What to do: Below is the data. Give it again, complete and exact.

Figure record extracts:
----

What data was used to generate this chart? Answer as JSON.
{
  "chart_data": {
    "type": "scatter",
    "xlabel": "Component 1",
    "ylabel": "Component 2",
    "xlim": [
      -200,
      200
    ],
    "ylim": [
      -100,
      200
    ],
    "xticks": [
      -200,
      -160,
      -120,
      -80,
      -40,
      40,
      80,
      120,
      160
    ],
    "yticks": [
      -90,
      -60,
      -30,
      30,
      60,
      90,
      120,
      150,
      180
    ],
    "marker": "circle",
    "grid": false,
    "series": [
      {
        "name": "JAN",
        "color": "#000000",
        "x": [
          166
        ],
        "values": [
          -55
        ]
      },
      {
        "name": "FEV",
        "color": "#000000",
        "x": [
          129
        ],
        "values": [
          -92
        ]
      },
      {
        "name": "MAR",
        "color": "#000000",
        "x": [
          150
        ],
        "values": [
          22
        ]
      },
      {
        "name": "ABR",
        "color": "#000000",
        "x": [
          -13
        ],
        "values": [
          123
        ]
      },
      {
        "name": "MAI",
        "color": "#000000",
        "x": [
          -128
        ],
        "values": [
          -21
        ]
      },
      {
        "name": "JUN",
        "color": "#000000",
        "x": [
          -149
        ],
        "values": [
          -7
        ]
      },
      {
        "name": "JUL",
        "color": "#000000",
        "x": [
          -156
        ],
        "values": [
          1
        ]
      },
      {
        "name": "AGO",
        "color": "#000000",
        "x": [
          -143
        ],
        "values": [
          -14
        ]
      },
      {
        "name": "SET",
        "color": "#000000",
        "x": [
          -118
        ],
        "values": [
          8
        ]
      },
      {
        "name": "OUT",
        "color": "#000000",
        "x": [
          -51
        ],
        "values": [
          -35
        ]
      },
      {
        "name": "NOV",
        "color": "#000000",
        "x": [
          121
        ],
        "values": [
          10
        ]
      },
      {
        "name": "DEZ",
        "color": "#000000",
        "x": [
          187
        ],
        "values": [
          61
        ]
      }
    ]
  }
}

----

In response:
What data was used to generate this chart? Answer as JSON.
{
  "chart_data": {
    "type": "scatter",
    "xlabel": "Component 1",
    "ylabel": "Component 2",
    "xlim": [
      -200,
      200
    ],
    "ylim": [
      -100,
      200
    ],
    "xticks": [
      -200,
      -160,
      -120,
      -80,
      -40,
      40,
      80,
      120,
      160
    ],
    "yticks": [
      -90,
      -60,
      -30,
      30,
      60,
      90,
      120,
      150,
      180
    ],
    "marker": "circle",
    "grid": false,
    "series": [
      {
        "name": "JAN",
        "color": "#000000",
        "x": [
          166
        ],
        "values": [
          -55
        ]
      },
      {
        "name": "FEV",
        "color": "#000000",
        "x": [
          129
        ],
        "values": [
          -92
        ]
      },
      {
        "name": "MAR",
        "color": "#000000",
        "x": [
          150
        ],
        "values": [
          22
        ]
      },
      {
        "name": "ABR",
        "color": "#000000",
        "x": [
          -13
        ],
        "values": [
          123
        ]
      },
      {
        "name": "MAI",
        "color": "#000000",
        "x": [
          -128
        ],
        "values": [
          -21
        ]
      },
      {
        "name": "JUN",
        "color": "#000000",
        "x": [
          -149
        ],
        "values": [
          -7
        ]
      },
      {
        "name": "JUL",
        "color": "#000000",
        "x": [
          -156
        ],
        "values": [
          1
        ]
      },
      {
        "name": "AGO",
        "color": "#000000",
        "x": [
          -143
        ],
        "values": [
          -14
        ]
      },
      {
        "name": "SET",
        "color": "#000000",
        "x": [
          -118
        ],
        "values": [
          8
        ]
      },
      {
        "name": "OUT",
        "color": "#000000",
        "x": [
          -51
        ],
        "values": [
          -35
        ]
      },
      {
        "name": "NOV",
        "color": "#000000",
        "x": [
          121
        ],
        "values": [
          10
        ]
      },
      {
        "name": "DEZ",
        "color": "#000000",
        "x": [
          187
        ],
        "values": [
          61
        ]
      }
    ]
  }
}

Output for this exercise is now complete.